SHORT EXERCISE:
Word for word, print each line of the listing below; pictures stay out.

PROVIDED ENTRIES:
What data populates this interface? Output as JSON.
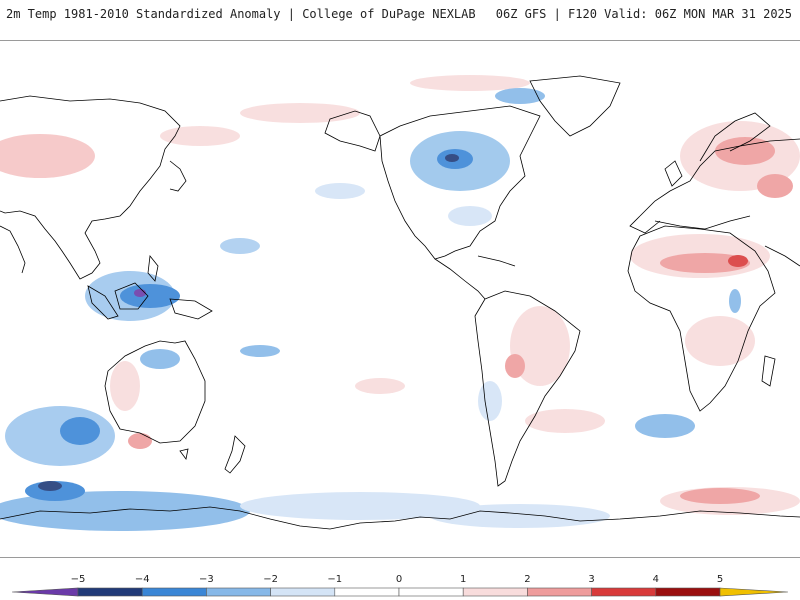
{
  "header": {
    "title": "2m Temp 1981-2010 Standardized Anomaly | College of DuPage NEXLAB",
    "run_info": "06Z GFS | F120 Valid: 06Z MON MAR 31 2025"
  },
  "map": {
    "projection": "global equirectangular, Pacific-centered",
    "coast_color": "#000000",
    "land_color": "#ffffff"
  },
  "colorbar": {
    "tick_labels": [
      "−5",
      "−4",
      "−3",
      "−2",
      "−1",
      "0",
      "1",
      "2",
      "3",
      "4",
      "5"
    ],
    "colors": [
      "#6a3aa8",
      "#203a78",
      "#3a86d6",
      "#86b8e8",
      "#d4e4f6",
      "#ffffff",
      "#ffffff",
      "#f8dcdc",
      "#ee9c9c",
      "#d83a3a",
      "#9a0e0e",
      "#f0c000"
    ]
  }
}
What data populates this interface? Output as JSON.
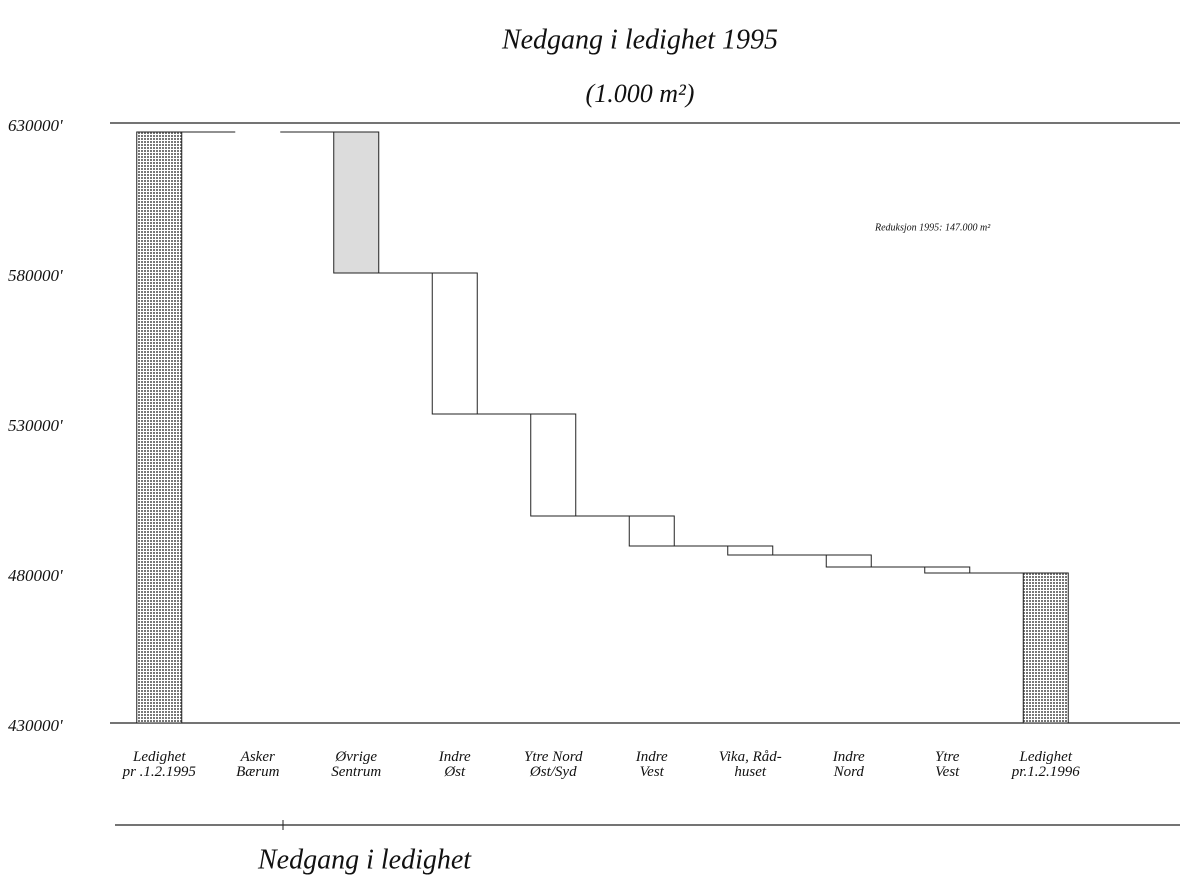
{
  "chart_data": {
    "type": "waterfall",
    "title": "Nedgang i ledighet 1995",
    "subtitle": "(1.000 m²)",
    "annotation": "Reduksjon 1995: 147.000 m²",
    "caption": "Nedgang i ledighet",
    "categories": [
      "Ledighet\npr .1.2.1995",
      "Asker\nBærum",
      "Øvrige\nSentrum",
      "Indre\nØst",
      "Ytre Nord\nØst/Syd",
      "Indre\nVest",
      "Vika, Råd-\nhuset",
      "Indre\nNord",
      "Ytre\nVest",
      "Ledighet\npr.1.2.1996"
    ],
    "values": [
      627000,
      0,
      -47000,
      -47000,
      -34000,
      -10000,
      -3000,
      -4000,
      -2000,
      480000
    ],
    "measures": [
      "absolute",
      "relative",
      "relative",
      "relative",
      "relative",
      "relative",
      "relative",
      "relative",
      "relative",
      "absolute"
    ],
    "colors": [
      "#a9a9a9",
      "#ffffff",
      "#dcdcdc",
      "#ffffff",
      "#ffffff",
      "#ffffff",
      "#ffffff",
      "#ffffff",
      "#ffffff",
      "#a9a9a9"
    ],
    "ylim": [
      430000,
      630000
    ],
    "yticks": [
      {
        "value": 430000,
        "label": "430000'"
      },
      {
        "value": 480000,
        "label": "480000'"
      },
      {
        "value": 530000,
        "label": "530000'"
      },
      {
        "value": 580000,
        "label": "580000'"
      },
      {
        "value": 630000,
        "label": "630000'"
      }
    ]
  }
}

RESULT OF THE EXERCISE:
What data populates this interface? Output as JSON.
{
  "header": {
    "title": "2m Temp 1981-2010 Standardized Anomaly | College of DuPage NEXLAB",
    "run_info": "06Z GFS | F120 Valid: 06Z MON MAR 31 2025"
  },
  "map": {
    "projection": "global equirectangular, Pacific-centered",
    "coast_color": "#000000",
    "land_color": "#ffffff"
  },
  "colorbar": {
    "tick_labels": [
      "−5",
      "−4",
      "−3",
      "−2",
      "−1",
      "0",
      "1",
      "2",
      "3",
      "4",
      "5"
    ],
    "colors": [
      "#6a3aa8",
      "#203a78",
      "#3a86d6",
      "#86b8e8",
      "#d4e4f6",
      "#ffffff",
      "#ffffff",
      "#f8dcdc",
      "#ee9c9c",
      "#d83a3a",
      "#9a0e0e",
      "#f0c000"
    ]
  }
}
What data populates this interface? Output as JSON.
{
  "chart_data": {
    "type": "waterfall",
    "title": "Nedgang i ledighet 1995",
    "subtitle": "(1.000 m²)",
    "annotation": "Reduksjon 1995: 147.000 m²",
    "caption": "Nedgang i ledighet",
    "categories": [
      "Ledighet\npr .1.2.1995",
      "Asker\nBærum",
      "Øvrige\nSentrum",
      "Indre\nØst",
      "Ytre Nord\nØst/Syd",
      "Indre\nVest",
      "Vika, Råd-\nhuset",
      "Indre\nNord",
      "Ytre\nVest",
      "Ledighet\npr.1.2.1996"
    ],
    "values": [
      627000,
      0,
      -47000,
      -47000,
      -34000,
      -10000,
      -3000,
      -4000,
      -2000,
      480000
    ],
    "measures": [
      "absolute",
      "relative",
      "relative",
      "relative",
      "relative",
      "relative",
      "relative",
      "relative",
      "relative",
      "absolute"
    ],
    "colors": [
      "#a9a9a9",
      "#ffffff",
      "#dcdcdc",
      "#ffffff",
      "#ffffff",
      "#ffffff",
      "#ffffff",
      "#ffffff",
      "#ffffff",
      "#a9a9a9"
    ],
    "ylim": [
      430000,
      630000
    ],
    "yticks": [
      {
        "value": 430000,
        "label": "430000'"
      },
      {
        "value": 480000,
        "label": "480000'"
      },
      {
        "value": 530000,
        "label": "530000'"
      },
      {
        "value": 580000,
        "label": "580000'"
      },
      {
        "value": 630000,
        "label": "630000'"
      }
    ]
  }
}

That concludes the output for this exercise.